-- Opening Marker --

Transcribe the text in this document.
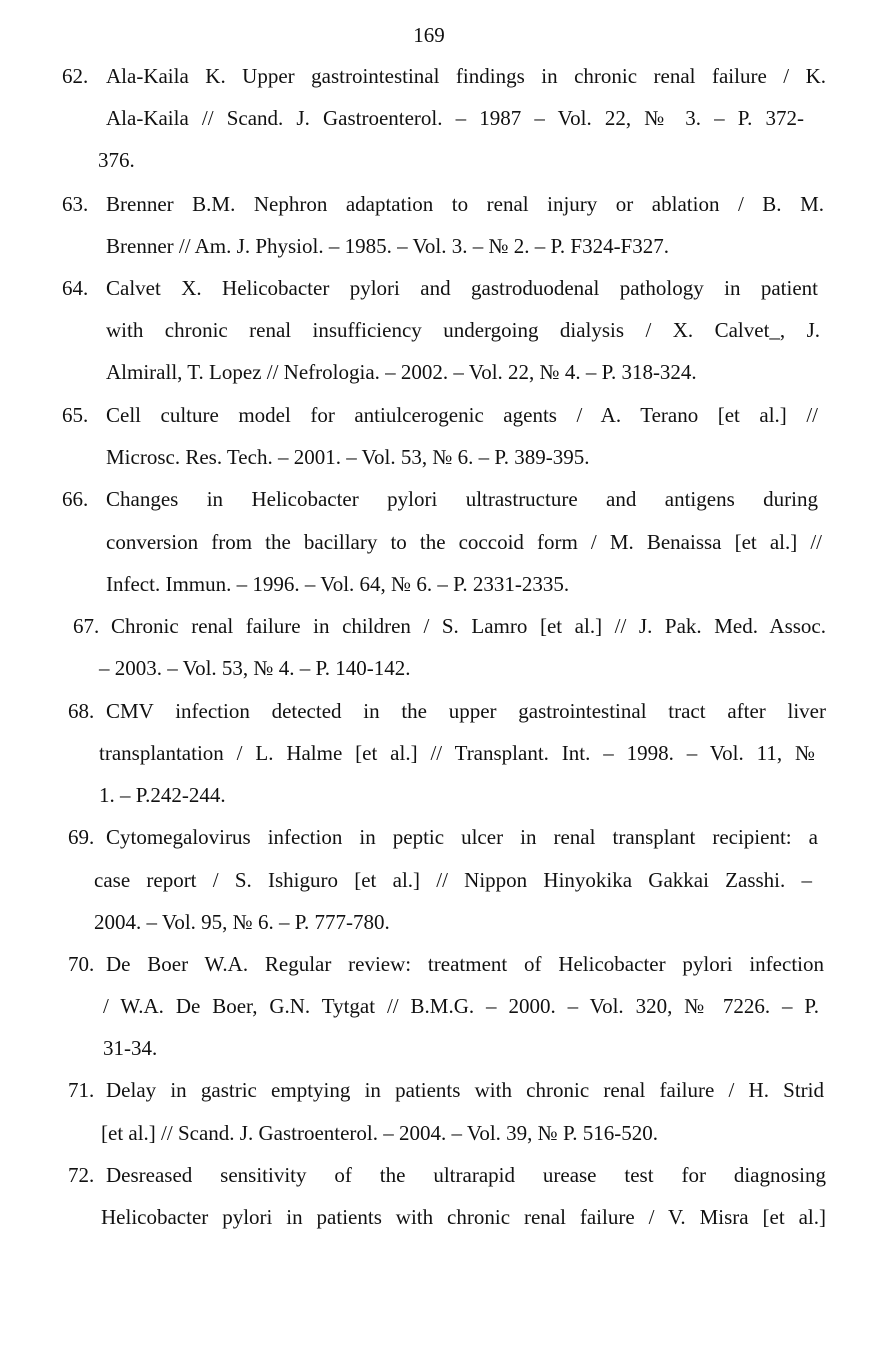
169
62. Ala-Kaila K. Upper gastrointestinal findings in chronic renal failure / K.
Ala-Kaila // Scand. J. Gastroenterol. – 1987 – Vol. 22, № 3. – P. 372-
376.
63. Brenner B.M. Nephron adaptation to renal injury or ablation / B. M.
Brenner // Am. J. Physiol. – 1985. – Vol. 3. – № 2. – P. F324-F327.
64. Calvet X. Helicobacter pylori and gastroduodenal pathology in patient
with chronic renal insufficiency undergoing dialysis / X. Calvet_, J.
Almirall, T. Lopez // Nefrologia. – 2002. – Vol. 22, № 4. – P. 318-324.
65. Cell culture model for antiulcerogenic agents / A. Terano [et al.] //
Microsc. Res. Tech. – 2001. – Vol. 53, № 6. – P. 389-395.
66. Changes in Helicobacter pylori ultrastructure and antigens during
conversion from the bacillary to the coccoid form / M. Benaissa [et al.] //
Infect. Immun. – 1996. – Vol. 64, № 6. – P. 2331-2335.
67. Chronic renal failure in children / S. Lamro [et al.] // J. Pak. Med. Assoc.
– 2003. – Vol. 53, № 4. – P. 140-142.
68. CMV infection detected in the upper gastrointestinal tract after liver
transplantation / L. Halme [et al.] // Transplant. Int. – 1998. – Vol. 11, №
1. – P.242-244.
69. Cytomegalovirus infection in peptic ulcer in renal transplant recipient: a
case report / S. Ishiguro [et al.] // Nippon Hinyokika Gakkai Zasshi. –
2004. – Vol. 95, № 6. – P. 777-780.
70. De Boer W.A. Regular review: treatment of Helicobacter pylori infection
/ W.A. De Boer, G.N. Tytgat // B.M.G. – 2000. – Vol. 320, № 7226. – P.
31-34.
71. Delay in gastric emptying in patients with chronic renal failure / H. Strid
[et al.] // Scand. J. Gastroenterol. – 2004. – Vol. 39, № P. 516-520.
72. Desreased sensitivity of the ultrarapid urease test for diagnosing
Helicobacter pylori in patients with chronic renal failure / V. Misra [et al.]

-- Closing Marker --

Directions for this task: The lines holding the string "Kaila" are what is needed from the material above.

Final answer:
62. Ala-Kaila K. Upper gastrointestinal findings in chronic renal failure / K.
Ala-Kaila // Scand. J. Gastroenterol. – 1987 – Vol. 22, № 3. – P. 372-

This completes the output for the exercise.